**WHAT THE TASK REQUIRES**
Collect each line of the items below that contains the word "bounding".

***** RECORDS PROVIDED

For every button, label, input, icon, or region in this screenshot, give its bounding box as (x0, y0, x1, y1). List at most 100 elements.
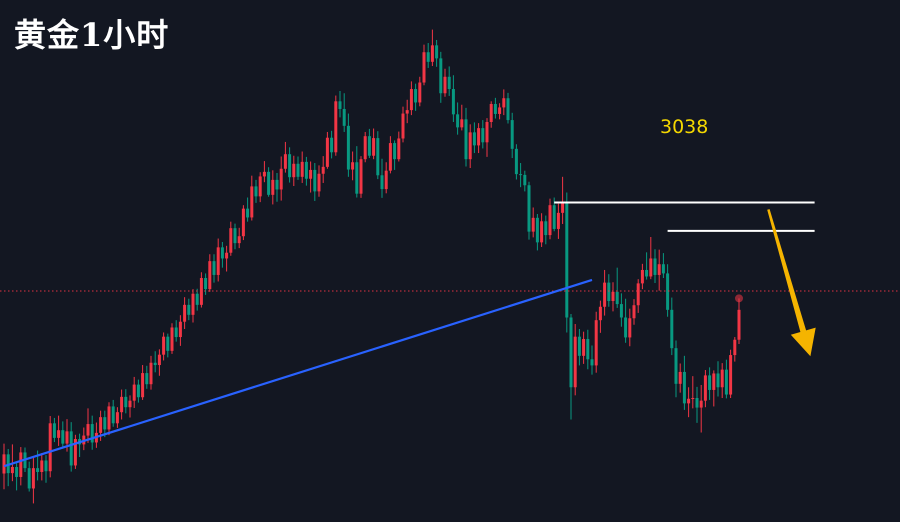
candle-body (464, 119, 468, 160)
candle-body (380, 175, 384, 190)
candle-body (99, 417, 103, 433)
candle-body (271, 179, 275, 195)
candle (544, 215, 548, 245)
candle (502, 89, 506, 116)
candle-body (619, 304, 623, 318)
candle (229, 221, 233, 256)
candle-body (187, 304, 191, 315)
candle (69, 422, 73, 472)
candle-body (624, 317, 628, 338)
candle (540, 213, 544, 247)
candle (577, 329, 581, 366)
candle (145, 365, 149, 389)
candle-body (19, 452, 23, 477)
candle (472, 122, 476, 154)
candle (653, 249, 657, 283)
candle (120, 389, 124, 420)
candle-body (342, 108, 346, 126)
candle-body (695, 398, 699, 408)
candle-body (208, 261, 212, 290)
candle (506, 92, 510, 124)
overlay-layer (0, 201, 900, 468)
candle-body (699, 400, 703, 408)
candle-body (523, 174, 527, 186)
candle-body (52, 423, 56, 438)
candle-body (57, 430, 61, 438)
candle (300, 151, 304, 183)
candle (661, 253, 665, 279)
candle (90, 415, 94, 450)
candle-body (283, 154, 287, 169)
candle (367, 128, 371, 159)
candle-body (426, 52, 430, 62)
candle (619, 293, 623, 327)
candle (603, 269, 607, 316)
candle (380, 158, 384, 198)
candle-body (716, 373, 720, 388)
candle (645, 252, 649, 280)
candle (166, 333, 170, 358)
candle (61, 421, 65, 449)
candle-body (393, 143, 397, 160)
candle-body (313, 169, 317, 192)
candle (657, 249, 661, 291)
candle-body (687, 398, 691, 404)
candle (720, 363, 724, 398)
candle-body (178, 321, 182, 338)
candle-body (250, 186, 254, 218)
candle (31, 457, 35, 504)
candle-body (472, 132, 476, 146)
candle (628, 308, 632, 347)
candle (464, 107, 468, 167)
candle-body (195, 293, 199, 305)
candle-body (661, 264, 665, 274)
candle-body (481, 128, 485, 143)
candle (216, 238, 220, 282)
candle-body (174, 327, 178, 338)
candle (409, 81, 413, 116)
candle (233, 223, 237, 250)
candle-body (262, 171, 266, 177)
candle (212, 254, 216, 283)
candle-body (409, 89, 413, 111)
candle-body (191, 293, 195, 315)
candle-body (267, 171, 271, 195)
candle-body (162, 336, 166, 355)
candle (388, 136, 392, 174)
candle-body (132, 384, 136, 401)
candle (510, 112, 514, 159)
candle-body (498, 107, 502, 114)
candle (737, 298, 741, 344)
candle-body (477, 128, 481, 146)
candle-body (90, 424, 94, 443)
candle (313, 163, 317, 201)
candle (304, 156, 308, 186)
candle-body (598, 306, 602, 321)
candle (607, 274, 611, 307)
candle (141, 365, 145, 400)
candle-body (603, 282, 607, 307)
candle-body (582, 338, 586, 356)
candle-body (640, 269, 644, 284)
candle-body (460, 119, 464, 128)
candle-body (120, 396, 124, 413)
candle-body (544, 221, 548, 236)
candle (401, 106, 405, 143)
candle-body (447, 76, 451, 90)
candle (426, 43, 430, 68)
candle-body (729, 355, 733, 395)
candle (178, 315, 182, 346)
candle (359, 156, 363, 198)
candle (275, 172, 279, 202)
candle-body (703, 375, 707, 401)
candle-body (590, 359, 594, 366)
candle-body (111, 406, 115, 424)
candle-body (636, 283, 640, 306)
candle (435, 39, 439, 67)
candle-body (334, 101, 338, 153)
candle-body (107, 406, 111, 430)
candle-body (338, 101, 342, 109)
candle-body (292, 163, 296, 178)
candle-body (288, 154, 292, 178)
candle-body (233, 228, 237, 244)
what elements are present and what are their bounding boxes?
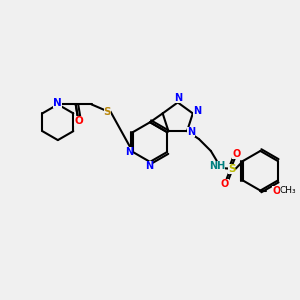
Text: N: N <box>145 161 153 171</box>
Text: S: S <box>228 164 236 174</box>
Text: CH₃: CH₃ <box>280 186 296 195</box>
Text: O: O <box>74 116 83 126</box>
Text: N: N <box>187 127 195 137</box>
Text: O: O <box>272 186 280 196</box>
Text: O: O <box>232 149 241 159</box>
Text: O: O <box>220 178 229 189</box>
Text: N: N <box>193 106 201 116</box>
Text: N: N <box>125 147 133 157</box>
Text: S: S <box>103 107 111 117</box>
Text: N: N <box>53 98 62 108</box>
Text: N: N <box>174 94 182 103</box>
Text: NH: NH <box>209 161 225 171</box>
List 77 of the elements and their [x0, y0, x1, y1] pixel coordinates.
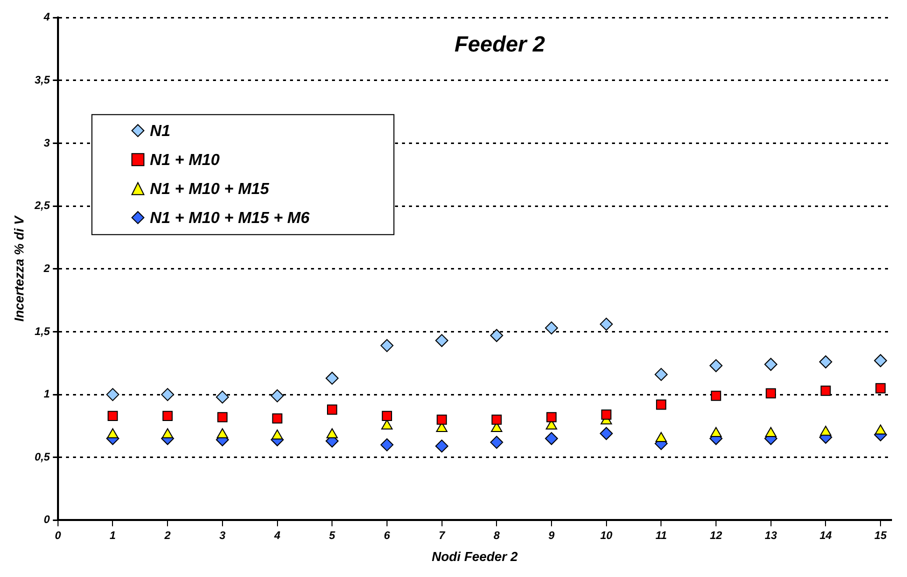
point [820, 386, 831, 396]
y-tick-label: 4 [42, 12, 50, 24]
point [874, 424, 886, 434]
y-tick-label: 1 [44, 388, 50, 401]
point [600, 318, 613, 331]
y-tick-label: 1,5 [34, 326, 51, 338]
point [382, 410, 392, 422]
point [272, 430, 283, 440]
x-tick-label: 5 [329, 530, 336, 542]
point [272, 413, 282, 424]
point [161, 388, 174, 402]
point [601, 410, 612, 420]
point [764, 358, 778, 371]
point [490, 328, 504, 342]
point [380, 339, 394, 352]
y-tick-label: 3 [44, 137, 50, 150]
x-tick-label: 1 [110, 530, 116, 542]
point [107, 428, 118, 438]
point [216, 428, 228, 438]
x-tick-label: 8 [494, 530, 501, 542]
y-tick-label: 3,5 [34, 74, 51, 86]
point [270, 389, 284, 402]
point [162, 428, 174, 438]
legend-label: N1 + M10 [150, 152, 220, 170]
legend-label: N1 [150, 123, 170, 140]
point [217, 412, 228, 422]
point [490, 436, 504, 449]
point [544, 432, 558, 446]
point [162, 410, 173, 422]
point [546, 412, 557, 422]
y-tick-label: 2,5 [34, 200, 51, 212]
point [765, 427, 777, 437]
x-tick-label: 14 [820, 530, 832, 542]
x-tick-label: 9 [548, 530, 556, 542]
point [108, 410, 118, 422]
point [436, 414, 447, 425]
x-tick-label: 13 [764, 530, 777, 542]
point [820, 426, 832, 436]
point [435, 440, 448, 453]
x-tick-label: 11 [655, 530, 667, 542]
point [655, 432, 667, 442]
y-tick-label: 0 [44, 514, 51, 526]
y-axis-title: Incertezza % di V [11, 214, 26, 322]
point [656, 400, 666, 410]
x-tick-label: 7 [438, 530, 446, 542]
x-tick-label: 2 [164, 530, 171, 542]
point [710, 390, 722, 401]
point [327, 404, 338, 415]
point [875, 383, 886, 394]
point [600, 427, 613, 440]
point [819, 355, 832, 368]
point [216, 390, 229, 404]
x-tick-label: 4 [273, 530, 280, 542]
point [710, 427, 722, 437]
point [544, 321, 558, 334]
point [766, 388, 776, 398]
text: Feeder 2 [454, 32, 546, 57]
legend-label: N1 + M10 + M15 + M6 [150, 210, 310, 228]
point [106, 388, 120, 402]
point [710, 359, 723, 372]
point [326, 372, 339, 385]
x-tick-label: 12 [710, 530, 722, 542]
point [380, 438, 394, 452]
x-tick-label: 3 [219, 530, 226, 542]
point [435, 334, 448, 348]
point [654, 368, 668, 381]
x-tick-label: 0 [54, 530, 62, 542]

**********

**RESULT BELOW**
For every button, label, input, icon, or region in this screenshot, give its bounding box as (x0, y0, x1, y1). List at most 100 elements.
what elements are present and what are their bounding boxes?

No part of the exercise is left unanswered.